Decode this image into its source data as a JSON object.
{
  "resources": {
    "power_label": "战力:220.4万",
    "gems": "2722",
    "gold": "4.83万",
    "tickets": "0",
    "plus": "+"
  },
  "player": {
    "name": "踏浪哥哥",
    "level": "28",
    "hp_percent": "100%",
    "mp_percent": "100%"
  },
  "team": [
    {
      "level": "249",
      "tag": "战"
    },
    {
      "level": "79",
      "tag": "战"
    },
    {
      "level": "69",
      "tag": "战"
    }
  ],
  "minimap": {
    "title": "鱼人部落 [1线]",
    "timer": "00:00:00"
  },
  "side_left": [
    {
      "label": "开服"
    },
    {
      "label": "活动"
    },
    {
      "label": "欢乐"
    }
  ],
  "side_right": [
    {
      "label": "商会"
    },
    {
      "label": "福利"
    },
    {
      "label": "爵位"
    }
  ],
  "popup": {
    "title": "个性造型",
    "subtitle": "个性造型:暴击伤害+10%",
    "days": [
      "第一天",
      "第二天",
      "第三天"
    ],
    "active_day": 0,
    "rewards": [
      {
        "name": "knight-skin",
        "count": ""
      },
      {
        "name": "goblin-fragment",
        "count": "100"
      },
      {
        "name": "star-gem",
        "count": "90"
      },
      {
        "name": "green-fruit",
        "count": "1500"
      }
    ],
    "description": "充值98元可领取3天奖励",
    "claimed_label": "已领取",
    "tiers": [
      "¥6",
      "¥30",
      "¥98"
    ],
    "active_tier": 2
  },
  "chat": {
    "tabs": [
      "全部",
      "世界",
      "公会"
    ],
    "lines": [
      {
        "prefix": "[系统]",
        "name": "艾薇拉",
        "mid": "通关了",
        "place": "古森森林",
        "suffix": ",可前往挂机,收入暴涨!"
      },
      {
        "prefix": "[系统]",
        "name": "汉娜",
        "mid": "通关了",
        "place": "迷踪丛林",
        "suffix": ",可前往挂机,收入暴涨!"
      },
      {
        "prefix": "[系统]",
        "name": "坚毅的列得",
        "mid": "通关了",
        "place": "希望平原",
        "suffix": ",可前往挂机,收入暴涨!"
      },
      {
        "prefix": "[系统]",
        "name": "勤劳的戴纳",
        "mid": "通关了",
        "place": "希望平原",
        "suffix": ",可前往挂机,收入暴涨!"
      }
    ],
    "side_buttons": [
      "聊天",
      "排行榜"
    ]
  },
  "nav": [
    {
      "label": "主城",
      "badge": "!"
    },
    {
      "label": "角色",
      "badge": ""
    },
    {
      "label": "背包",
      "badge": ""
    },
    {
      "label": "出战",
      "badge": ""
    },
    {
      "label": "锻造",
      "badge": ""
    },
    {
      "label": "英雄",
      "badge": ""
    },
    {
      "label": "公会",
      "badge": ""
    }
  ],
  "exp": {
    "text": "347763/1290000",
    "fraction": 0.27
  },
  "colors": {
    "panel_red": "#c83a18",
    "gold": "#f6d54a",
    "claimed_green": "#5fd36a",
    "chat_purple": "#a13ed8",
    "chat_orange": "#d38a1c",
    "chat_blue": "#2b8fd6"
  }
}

====

* **Task description**
Retype the material above, line by line, exactly.

* **Correct output**
Decode this image into its source data as a JSON object.
{
  "resources": {
    "power_label": "战力:220.4万",
    "gems": "2722",
    "gold": "4.83万",
    "tickets": "0",
    "plus": "+"
  },
  "player": {
    "name": "踏浪哥哥",
    "level": "28",
    "hp_percent": "100%",
    "mp_percent": "100%"
  },
  "team": [
    {
      "level": "249",
      "tag": "战"
    },
    {
      "level": "79",
      "tag": "战"
    },
    {
      "level": "69",
      "tag": "战"
    }
  ],
  "minimap": {
    "title": "鱼人部落 [1线]",
    "timer": "00:00:00"
  },
  "side_left": [
    {
      "label": "开服"
    },
    {
      "label": "活动"
    },
    {
      "label": "欢乐"
    }
  ],
  "side_right": [
    {
      "label": "商会"
    },
    {
      "label": "福利"
    },
    {
      "label": "爵位"
    }
  ],
  "popup": {
    "title": "个性造型",
    "subtitle": "个性造型:暴击伤害+10%",
    "days": [
      "第一天",
      "第二天",
      "第三天"
    ],
    "active_day": 0,
    "rewards": [
      {
        "name": "knight-skin",
        "count": ""
      },
      {
        "name": "goblin-fragment",
        "count": "100"
      },
      {
        "name": "star-gem",
        "count": "90"
      },
      {
        "name": "green-fruit",
        "count": "1500"
      }
    ],
    "description": "充值98元可领取3天奖励",
    "claimed_label": "已领取",
    "tiers": [
      "¥6",
      "¥30",
      "¥98"
    ],
    "active_tier": 2
  },
  "chat": {
    "tabs": [
      "全部",
      "世界",
      "公会"
    ],
    "lines": [
      {
        "prefix": "[系统]",
        "name": "艾薇拉",
        "mid": "通关了",
        "place": "古森森林",
        "suffix": ",可前往挂机,收入暴涨!"
      },
      {
        "prefix": "[系统]",
        "name": "汉娜",
        "mid": "通关了",
        "place": "迷踪丛林",
        "suffix": ",可前往挂机,收入暴涨!"
      },
      {
        "prefix": "[系统]",
        "name": "坚毅的列得",
        "mid": "通关了",
        "place": "希望平原",
        "suffix": ",可前往挂机,收入暴涨!"
      },
      {
        "prefix": "[系统]",
        "name": "勤劳的戴纳",
        "mid": "通关了",
        "place": "希望平原",
        "suffix": ",可前往挂机,收入暴涨!"
      }
    ],
    "side_buttons": [
      "聊天",
      "排行榜"
    ]
  },
  "nav": [
    {
      "label": "主城",
      "badge": "!"
    },
    {
      "label": "角色",
      "badge": ""
    },
    {
      "label": "背包",
      "badge": ""
    },
    {
      "label": "出战",
      "badge": ""
    },
    {
      "label": "锻造",
      "badge": ""
    },
    {
      "label": "英雄",
      "badge": ""
    },
    {
      "label": "公会",
      "badge": ""
    }
  ],
  "exp": {
    "text": "347763/1290000",
    "fraction": 0.27
  },
  "colors": {
    "panel_red": "#c83a18",
    "gold": "#f6d54a",
    "claimed_green": "#5fd36a",
    "chat_purple": "#a13ed8",
    "chat_orange": "#d38a1c",
    "chat_blue": "#2b8fd6"
  }
}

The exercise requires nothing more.